# Required task:
Gather every line of the entries that includes the word "nPhase".

# Dataset excerpts:
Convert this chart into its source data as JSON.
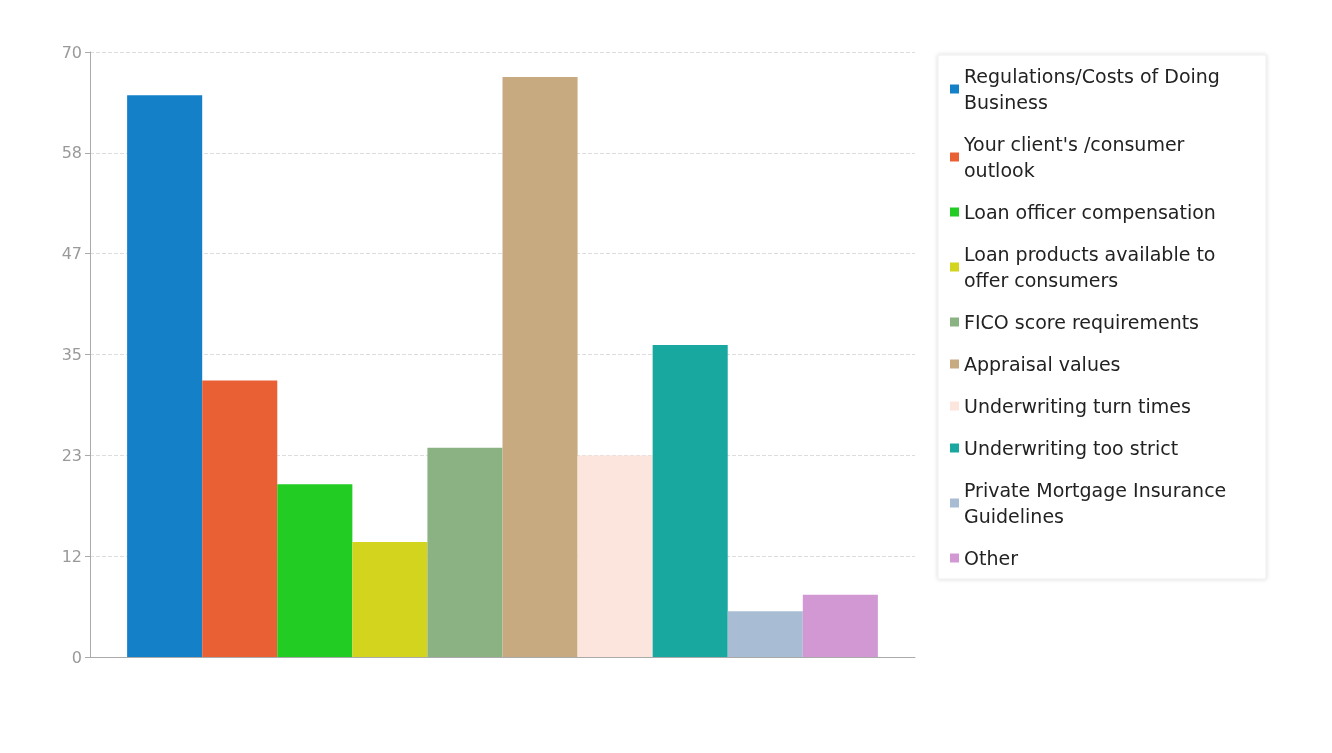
{
  "chart_data": {
    "type": "bar",
    "categories": [
      null
    ],
    "series": [
      {
        "name": "Regulations/Costs of Doing Business",
        "color": "#1380c8",
        "values": [
          65
        ]
      },
      {
        "name": "Your client's /consumer outlook",
        "color": "#e86034",
        "values": [
          32
        ]
      },
      {
        "name": "Loan officer compensation",
        "color": "#22cc22",
        "values": [
          20
        ]
      },
      {
        "name": "Loan products available to offer consumers",
        "color": "#d2d41e",
        "values": [
          13.3
        ]
      },
      {
        "name": "FICO score requirements",
        "color": "#8ab282",
        "values": [
          24.2
        ]
      },
      {
        "name": "Appraisal values",
        "color": "#c8aa80",
        "values": [
          67.1
        ]
      },
      {
        "name": "Underwriting turn times",
        "color": "#fbe5dd",
        "values": [
          23.3
        ]
      },
      {
        "name": "Underwriting too strict",
        "color": "#18a8a0",
        "values": [
          36.1
        ]
      },
      {
        "name": "Private Mortgage Insurance Guidelines",
        "color": "#a8bcd4",
        "values": [
          5.3
        ]
      },
      {
        "name": "Other",
        "color": "#d298d4",
        "values": [
          7.2
        ]
      }
    ],
    "ylim": [
      0,
      70
    ],
    "yticks": [
      0,
      {
        "value": 11.67,
        "label": "12"
      },
      {
        "value": 23.33,
        "label": "23"
      },
      35,
      {
        "value": 46.67,
        "label": "47"
      },
      {
        "value": 58.33,
        "label": "58"
      },
      70
    ],
    "grid": "y",
    "legend": "right",
    "tick_labels": "y"
  }
}
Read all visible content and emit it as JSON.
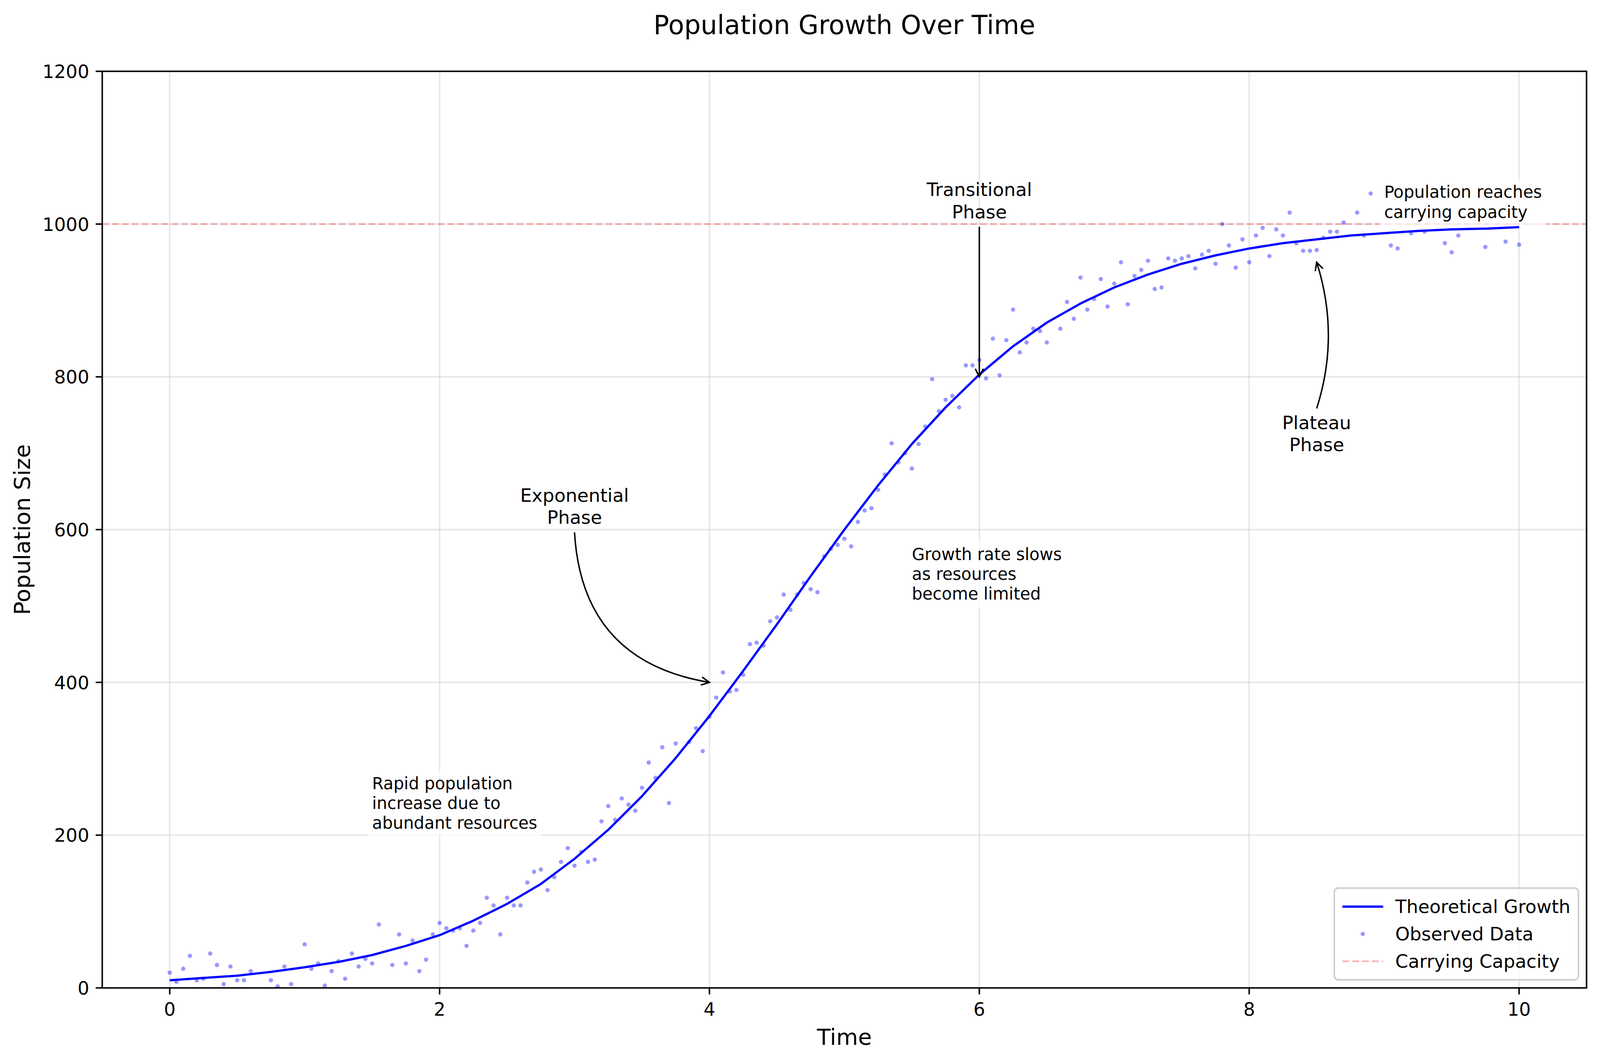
{
  "chart_data": {
    "type": "line",
    "title": "Population Growth Over Time",
    "x_label": "Time",
    "y_label": "Population Size",
    "xlim": [
      -0.5,
      10.5
    ],
    "ylim": [
      0,
      1200
    ],
    "xticks": [
      0,
      2,
      4,
      6,
      8,
      10
    ],
    "yticks": [
      0,
      200,
      400,
      600,
      800,
      1000,
      1200
    ],
    "grid": true,
    "legend": "lower right",
    "series": [
      {
        "name": "Theoretical Growth",
        "type": "line",
        "color": "#0000ff",
        "line_style": "solid",
        "x": [
          0,
          0.25,
          0.5,
          0.75,
          1,
          1.25,
          1.5,
          1.75,
          2,
          2.25,
          2.5,
          2.75,
          3,
          3.25,
          3.5,
          3.75,
          4,
          4.25,
          4.5,
          4.75,
          5,
          5.25,
          5.5,
          5.75,
          6,
          6.25,
          6.5,
          6.75,
          7,
          7.25,
          7.5,
          7.75,
          8,
          8.25,
          8.5,
          8.75,
          9,
          9.25,
          9.5,
          9.75,
          10
        ],
        "values": [
          10,
          13,
          16,
          21,
          27,
          34,
          43,
          55,
          69,
          88,
          110,
          136,
          169,
          207,
          251,
          301,
          356,
          415,
          476,
          539,
          600,
          658,
          712,
          760,
          803,
          840,
          871,
          896,
          917,
          934,
          948,
          959,
          968,
          975,
          980,
          985,
          988,
          991,
          993,
          994,
          996
        ]
      },
      {
        "name": "Observed Data",
        "type": "scatter",
        "color": "#0000ff",
        "marker": "circle",
        "x": [
          0,
          0.05,
          0.1,
          0.15,
          0.2,
          0.25,
          0.3,
          0.35,
          0.4,
          0.45,
          0.5,
          0.55,
          0.6,
          0.75,
          0.8,
          0.85,
          0.9,
          1.0,
          1.05,
          1.1,
          1.15,
          1.2,
          1.25,
          1.3,
          1.35,
          1.4,
          1.45,
          1.5,
          1.55,
          1.65,
          1.7,
          1.75,
          1.8,
          1.85,
          1.9,
          1.95,
          2.0,
          2.05,
          2.1,
          2.15,
          2.2,
          2.25,
          2.3,
          2.35,
          2.4,
          2.45,
          2.5,
          2.55,
          2.6,
          2.65,
          2.7,
          2.75,
          2.8,
          2.85,
          2.9,
          2.95,
          3.0,
          3.05,
          3.1,
          3.15,
          3.2,
          3.25,
          3.3,
          3.35,
          3.4,
          3.45,
          3.5,
          3.55,
          3.6,
          3.65,
          3.7,
          3.75,
          3.85,
          3.9,
          3.95,
          4.0,
          4.05,
          4.1,
          4.15,
          4.2,
          4.25,
          4.3,
          4.35,
          4.4,
          4.45,
          4.5,
          4.55,
          4.6,
          4.65,
          4.7,
          4.75,
          4.8,
          4.85,
          4.9,
          4.95,
          5.0,
          5.05,
          5.1,
          5.15,
          5.2,
          5.25,
          5.3,
          5.35,
          5.4,
          5.45,
          5.5,
          5.55,
          5.6,
          5.65,
          5.7,
          5.75,
          5.8,
          5.85,
          5.9,
          5.95,
          6.0,
          6.05,
          6.1,
          6.15,
          6.2,
          6.25,
          6.3,
          6.35,
          6.4,
          6.45,
          6.5,
          6.6,
          6.65,
          6.7,
          6.75,
          6.8,
          6.85,
          6.9,
          6.95,
          7.0,
          7.05,
          7.1,
          7.15,
          7.2,
          7.25,
          7.3,
          7.35,
          7.4,
          7.45,
          7.5,
          7.55,
          7.6,
          7.65,
          7.7,
          7.75,
          7.8,
          7.85,
          7.9,
          7.95,
          8.0,
          8.05,
          8.1,
          8.15,
          8.2,
          8.25,
          8.3,
          8.35,
          8.4,
          8.45,
          8.5,
          8.55,
          8.6,
          8.65,
          8.7,
          8.8,
          8.85,
          8.9,
          9.05,
          9.1,
          9.2,
          9.3,
          9.45,
          9.5,
          9.55,
          9.75,
          9.9,
          10.0
        ],
        "values": [
          20,
          8,
          25,
          42,
          10,
          12,
          45,
          30,
          5,
          28,
          10,
          10,
          22,
          10,
          2,
          28,
          5,
          57,
          25,
          32,
          3,
          22,
          35,
          12,
          45,
          28,
          38,
          32,
          83,
          30,
          70,
          32,
          62,
          22,
          37,
          70,
          85,
          78,
          75,
          78,
          55,
          75,
          85,
          118,
          108,
          70,
          118,
          108,
          108,
          138,
          152,
          155,
          128,
          145,
          165,
          183,
          160,
          178,
          165,
          168,
          218,
          238,
          220,
          248,
          240,
          232,
          262,
          295,
          275,
          315,
          242,
          320,
          322,
          340,
          310,
          355,
          380,
          413,
          388,
          390,
          410,
          450,
          452,
          448,
          480,
          485,
          515,
          495,
          515,
          530,
          522,
          518,
          565,
          575,
          580,
          588,
          578,
          610,
          625,
          628,
          652,
          672,
          713,
          688,
          700,
          680,
          712,
          735,
          797,
          755,
          770,
          775,
          760,
          815,
          815,
          822,
          798,
          850,
          802,
          848,
          888,
          832,
          845,
          863,
          860,
          845,
          863,
          898,
          876,
          930,
          888,
          902,
          928,
          892,
          922,
          950,
          895,
          932,
          940,
          952,
          915,
          917,
          955,
          952,
          955,
          958,
          942,
          960,
          965,
          948,
          1000,
          972,
          943,
          980,
          950,
          985,
          995,
          958,
          993,
          985,
          1015,
          975,
          965,
          965,
          966,
          982,
          990,
          990,
          1002,
          1015,
          985,
          1040,
          972,
          968,
          988,
          990,
          975,
          963,
          985,
          970,
          977,
          973
        ]
      },
      {
        "name": "Carrying Capacity",
        "type": "hline",
        "color": "#ff0000",
        "line_style": "dashed",
        "values": [
          1000
        ]
      }
    ],
    "annotations": [
      {
        "text": "Exponential\nPhase",
        "xy": [
          4,
          400
        ],
        "xytext": [
          3,
          630
        ]
      },
      {
        "text": "Rapid population\nincrease due to\nabundant resources",
        "x": 1.5,
        "y": 200
      },
      {
        "text": "Transitional\nPhase",
        "xy": [
          6,
          800
        ],
        "xytext": [
          6,
          1030
        ]
      },
      {
        "text": "Growth rate slows\nas resources\nbecome limited",
        "x": 5.5,
        "y": 500
      },
      {
        "text": "Plateau\nPhase",
        "xy": [
          8.5,
          950
        ],
        "xytext": [
          8.5,
          725
        ]
      },
      {
        "text": "Population reaches\ncarrying capacity",
        "x": 9,
        "y": 1000
      }
    ]
  }
}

# Answer to this task:
        "text": "Exponential\nPhase",
        "text": "Transitional\nPhase",
        "text": "Plateau\nPhase",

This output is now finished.